◆ What this task involves: Only a number is wanted: how many lines in the listing contain the word "Reporter"?

◆ Recorded information:
......
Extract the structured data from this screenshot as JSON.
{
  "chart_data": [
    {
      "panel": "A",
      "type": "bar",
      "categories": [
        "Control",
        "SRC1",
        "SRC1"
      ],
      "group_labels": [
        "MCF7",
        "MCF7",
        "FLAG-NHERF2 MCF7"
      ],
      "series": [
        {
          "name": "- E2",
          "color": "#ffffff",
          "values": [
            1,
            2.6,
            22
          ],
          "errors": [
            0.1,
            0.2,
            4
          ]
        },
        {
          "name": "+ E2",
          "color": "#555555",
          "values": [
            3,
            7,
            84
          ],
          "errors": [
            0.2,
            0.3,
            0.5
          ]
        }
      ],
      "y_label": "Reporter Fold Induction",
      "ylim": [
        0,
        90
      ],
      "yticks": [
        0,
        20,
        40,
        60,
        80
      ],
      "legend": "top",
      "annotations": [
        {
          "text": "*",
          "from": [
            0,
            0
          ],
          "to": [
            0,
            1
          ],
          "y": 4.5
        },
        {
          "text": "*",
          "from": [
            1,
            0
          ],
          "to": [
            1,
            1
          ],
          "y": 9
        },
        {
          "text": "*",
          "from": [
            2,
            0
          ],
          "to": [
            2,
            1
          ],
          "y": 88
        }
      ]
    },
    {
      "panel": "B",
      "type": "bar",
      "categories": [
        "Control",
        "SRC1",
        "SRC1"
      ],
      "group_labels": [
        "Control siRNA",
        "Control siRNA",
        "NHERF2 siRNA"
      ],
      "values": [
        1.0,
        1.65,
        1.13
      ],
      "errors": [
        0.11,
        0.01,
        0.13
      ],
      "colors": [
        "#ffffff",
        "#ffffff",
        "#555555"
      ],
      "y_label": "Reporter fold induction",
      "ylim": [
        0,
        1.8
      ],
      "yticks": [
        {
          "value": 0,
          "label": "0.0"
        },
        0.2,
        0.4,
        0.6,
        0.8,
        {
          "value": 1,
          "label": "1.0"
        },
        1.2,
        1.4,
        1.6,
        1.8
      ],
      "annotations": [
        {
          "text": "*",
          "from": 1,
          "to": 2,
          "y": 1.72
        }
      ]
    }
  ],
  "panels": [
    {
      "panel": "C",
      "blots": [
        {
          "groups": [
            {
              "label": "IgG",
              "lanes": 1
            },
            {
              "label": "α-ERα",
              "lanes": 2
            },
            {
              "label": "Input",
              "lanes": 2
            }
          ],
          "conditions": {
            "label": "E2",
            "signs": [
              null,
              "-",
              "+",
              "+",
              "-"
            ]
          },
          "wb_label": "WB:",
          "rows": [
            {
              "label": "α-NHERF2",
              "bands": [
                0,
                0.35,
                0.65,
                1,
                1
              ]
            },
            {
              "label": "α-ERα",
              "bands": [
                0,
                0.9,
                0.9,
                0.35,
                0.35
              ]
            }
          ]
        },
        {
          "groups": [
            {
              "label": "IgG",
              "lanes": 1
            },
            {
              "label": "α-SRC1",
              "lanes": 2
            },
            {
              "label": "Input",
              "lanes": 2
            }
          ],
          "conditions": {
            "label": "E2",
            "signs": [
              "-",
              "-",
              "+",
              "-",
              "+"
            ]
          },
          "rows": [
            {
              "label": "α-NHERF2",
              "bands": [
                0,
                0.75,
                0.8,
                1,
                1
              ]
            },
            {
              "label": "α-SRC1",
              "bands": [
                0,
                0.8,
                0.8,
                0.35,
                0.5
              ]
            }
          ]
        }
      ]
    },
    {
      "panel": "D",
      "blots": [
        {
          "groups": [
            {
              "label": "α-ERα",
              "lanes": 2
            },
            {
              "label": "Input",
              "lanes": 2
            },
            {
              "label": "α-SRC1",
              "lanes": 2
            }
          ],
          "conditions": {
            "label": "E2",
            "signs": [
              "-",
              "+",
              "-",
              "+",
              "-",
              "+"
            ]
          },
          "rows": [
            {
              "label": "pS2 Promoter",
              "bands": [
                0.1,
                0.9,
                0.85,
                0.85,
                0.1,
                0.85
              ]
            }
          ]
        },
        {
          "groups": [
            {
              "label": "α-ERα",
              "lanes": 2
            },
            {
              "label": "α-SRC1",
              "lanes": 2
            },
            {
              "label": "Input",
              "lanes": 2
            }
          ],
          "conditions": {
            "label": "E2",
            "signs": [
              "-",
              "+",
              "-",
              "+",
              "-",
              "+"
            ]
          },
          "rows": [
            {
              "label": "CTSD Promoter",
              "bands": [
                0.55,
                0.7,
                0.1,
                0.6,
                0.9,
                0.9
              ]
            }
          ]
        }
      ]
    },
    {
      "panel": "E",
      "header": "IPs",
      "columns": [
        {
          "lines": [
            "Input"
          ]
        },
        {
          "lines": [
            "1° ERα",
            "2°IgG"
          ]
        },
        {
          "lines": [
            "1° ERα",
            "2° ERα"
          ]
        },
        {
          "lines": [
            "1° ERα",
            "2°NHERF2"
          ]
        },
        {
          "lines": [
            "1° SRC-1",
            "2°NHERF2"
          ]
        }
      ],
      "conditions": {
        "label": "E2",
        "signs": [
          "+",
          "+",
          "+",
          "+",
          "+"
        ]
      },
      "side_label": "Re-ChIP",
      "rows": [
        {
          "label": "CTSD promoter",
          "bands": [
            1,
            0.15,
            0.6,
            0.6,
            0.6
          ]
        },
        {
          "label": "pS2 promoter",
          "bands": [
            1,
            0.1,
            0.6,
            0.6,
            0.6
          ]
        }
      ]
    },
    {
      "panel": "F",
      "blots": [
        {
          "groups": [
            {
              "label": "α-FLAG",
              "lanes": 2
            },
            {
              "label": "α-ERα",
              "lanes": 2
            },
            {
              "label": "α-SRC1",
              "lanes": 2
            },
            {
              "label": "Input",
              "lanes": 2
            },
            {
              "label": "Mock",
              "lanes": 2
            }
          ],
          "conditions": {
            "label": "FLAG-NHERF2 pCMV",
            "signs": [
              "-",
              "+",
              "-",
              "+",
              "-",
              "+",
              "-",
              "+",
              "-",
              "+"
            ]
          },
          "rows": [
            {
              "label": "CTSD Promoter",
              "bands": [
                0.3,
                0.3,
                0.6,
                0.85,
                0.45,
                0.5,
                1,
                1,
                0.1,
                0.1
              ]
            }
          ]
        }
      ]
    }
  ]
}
......
◆ Result of this exercise: 2